WORK TO DO —
The data must be written out once more, precisely as given.

SUPPLIED MATERIAL —

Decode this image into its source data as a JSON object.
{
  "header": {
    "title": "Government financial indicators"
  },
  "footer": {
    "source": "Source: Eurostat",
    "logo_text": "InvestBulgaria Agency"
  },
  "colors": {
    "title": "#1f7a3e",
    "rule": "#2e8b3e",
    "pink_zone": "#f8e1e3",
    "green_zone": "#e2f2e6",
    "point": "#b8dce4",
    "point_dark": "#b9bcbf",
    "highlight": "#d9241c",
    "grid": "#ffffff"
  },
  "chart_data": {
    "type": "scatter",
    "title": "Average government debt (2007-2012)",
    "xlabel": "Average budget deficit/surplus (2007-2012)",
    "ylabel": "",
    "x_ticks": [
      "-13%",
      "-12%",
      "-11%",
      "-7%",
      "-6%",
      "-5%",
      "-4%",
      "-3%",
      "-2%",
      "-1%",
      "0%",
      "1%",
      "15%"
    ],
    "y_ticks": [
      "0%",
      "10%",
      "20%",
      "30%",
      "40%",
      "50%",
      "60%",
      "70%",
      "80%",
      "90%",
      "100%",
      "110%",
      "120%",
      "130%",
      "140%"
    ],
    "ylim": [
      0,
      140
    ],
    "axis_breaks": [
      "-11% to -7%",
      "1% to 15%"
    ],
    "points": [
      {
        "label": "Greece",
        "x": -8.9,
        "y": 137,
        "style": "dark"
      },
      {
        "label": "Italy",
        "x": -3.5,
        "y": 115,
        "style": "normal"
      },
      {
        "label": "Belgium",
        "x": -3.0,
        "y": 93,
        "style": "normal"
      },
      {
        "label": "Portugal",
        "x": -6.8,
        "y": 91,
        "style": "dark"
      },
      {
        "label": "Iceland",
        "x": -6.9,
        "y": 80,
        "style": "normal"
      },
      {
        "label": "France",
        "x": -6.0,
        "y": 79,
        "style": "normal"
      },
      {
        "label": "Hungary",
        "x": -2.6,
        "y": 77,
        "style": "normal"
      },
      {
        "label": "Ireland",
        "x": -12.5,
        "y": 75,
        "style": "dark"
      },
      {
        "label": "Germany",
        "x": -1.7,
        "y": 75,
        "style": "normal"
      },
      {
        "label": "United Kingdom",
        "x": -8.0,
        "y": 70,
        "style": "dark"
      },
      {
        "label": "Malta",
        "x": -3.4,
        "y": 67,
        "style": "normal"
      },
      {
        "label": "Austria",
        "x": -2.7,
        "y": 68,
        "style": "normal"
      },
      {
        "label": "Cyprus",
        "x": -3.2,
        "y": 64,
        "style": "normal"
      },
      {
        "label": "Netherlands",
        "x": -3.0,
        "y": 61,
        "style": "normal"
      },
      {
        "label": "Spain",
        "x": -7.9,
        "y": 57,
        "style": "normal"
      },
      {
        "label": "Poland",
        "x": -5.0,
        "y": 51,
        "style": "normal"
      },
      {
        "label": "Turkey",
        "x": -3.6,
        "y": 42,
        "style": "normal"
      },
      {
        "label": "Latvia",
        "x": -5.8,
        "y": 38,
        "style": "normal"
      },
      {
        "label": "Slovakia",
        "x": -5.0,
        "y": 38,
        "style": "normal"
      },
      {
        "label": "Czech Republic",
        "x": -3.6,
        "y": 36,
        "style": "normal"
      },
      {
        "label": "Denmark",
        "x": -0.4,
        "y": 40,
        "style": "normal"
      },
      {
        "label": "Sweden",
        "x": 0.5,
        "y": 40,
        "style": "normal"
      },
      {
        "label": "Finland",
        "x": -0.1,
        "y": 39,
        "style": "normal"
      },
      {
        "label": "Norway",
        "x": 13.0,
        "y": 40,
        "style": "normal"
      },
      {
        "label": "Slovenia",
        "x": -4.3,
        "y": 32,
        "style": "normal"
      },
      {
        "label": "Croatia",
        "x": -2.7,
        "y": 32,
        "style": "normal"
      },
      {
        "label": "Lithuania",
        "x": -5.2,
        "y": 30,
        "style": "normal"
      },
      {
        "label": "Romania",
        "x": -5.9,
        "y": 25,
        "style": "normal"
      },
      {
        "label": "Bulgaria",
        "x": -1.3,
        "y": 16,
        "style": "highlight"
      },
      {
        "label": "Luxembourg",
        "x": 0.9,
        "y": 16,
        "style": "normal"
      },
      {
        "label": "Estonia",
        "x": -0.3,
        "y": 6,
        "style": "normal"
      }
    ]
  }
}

EXPECTED OUTPUT —
Decode this image into its source data as a JSON object.
{
  "header": {
    "title": "Government financial indicators"
  },
  "footer": {
    "source": "Source: Eurostat",
    "logo_text": "InvestBulgaria Agency"
  },
  "colors": {
    "title": "#1f7a3e",
    "rule": "#2e8b3e",
    "pink_zone": "#f8e1e3",
    "green_zone": "#e2f2e6",
    "point": "#b8dce4",
    "point_dark": "#b9bcbf",
    "highlight": "#d9241c",
    "grid": "#ffffff"
  },
  "chart_data": {
    "type": "scatter",
    "title": "Average government debt (2007-2012)",
    "xlabel": "Average budget deficit/surplus (2007-2012)",
    "ylabel": "",
    "x_ticks": [
      "-13%",
      "-12%",
      "-11%",
      "-7%",
      "-6%",
      "-5%",
      "-4%",
      "-3%",
      "-2%",
      "-1%",
      "0%",
      "1%",
      "15%"
    ],
    "y_ticks": [
      "0%",
      "10%",
      "20%",
      "30%",
      "40%",
      "50%",
      "60%",
      "70%",
      "80%",
      "90%",
      "100%",
      "110%",
      "120%",
      "130%",
      "140%"
    ],
    "ylim": [
      0,
      140
    ],
    "axis_breaks": [
      "-11% to -7%",
      "1% to 15%"
    ],
    "points": [
      {
        "label": "Greece",
        "x": -8.9,
        "y": 137,
        "style": "dark"
      },
      {
        "label": "Italy",
        "x": -3.5,
        "y": 115,
        "style": "normal"
      },
      {
        "label": "Belgium",
        "x": -3.0,
        "y": 93,
        "style": "normal"
      },
      {
        "label": "Portugal",
        "x": -6.8,
        "y": 91,
        "style": "dark"
      },
      {
        "label": "Iceland",
        "x": -6.9,
        "y": 80,
        "style": "normal"
      },
      {
        "label": "France",
        "x": -6.0,
        "y": 79,
        "style": "normal"
      },
      {
        "label": "Hungary",
        "x": -2.6,
        "y": 77,
        "style": "normal"
      },
      {
        "label": "Ireland",
        "x": -12.5,
        "y": 75,
        "style": "dark"
      },
      {
        "label": "Germany",
        "x": -1.7,
        "y": 75,
        "style": "normal"
      },
      {
        "label": "United Kingdom",
        "x": -8.0,
        "y": 70,
        "style": "dark"
      },
      {
        "label": "Malta",
        "x": -3.4,
        "y": 67,
        "style": "normal"
      },
      {
        "label": "Austria",
        "x": -2.7,
        "y": 68,
        "style": "normal"
      },
      {
        "label": "Cyprus",
        "x": -3.2,
        "y": 64,
        "style": "normal"
      },
      {
        "label": "Netherlands",
        "x": -3.0,
        "y": 61,
        "style": "normal"
      },
      {
        "label": "Spain",
        "x": -7.9,
        "y": 57,
        "style": "normal"
      },
      {
        "label": "Poland",
        "x": -5.0,
        "y": 51,
        "style": "normal"
      },
      {
        "label": "Turkey",
        "x": -3.6,
        "y": 42,
        "style": "normal"
      },
      {
        "label": "Latvia",
        "x": -5.8,
        "y": 38,
        "style": "normal"
      },
      {
        "label": "Slovakia",
        "x": -5.0,
        "y": 38,
        "style": "normal"
      },
      {
        "label": "Czech Republic",
        "x": -3.6,
        "y": 36,
        "style": "normal"
      },
      {
        "label": "Denmark",
        "x": -0.4,
        "y": 40,
        "style": "normal"
      },
      {
        "label": "Sweden",
        "x": 0.5,
        "y": 40,
        "style": "normal"
      },
      {
        "label": "Finland",
        "x": -0.1,
        "y": 39,
        "style": "normal"
      },
      {
        "label": "Norway",
        "x": 13.0,
        "y": 40,
        "style": "normal"
      },
      {
        "label": "Slovenia",
        "x": -4.3,
        "y": 32,
        "style": "normal"
      },
      {
        "label": "Croatia",
        "x": -2.7,
        "y": 32,
        "style": "normal"
      },
      {
        "label": "Lithuania",
        "x": -5.2,
        "y": 30,
        "style": "normal"
      },
      {
        "label": "Romania",
        "x": -5.9,
        "y": 25,
        "style": "normal"
      },
      {
        "label": "Bulgaria",
        "x": -1.3,
        "y": 16,
        "style": "highlight"
      },
      {
        "label": "Luxembourg",
        "x": 0.9,
        "y": 16,
        "style": "normal"
      },
      {
        "label": "Estonia",
        "x": -0.3,
        "y": 6,
        "style": "normal"
      }
    ]
  }
}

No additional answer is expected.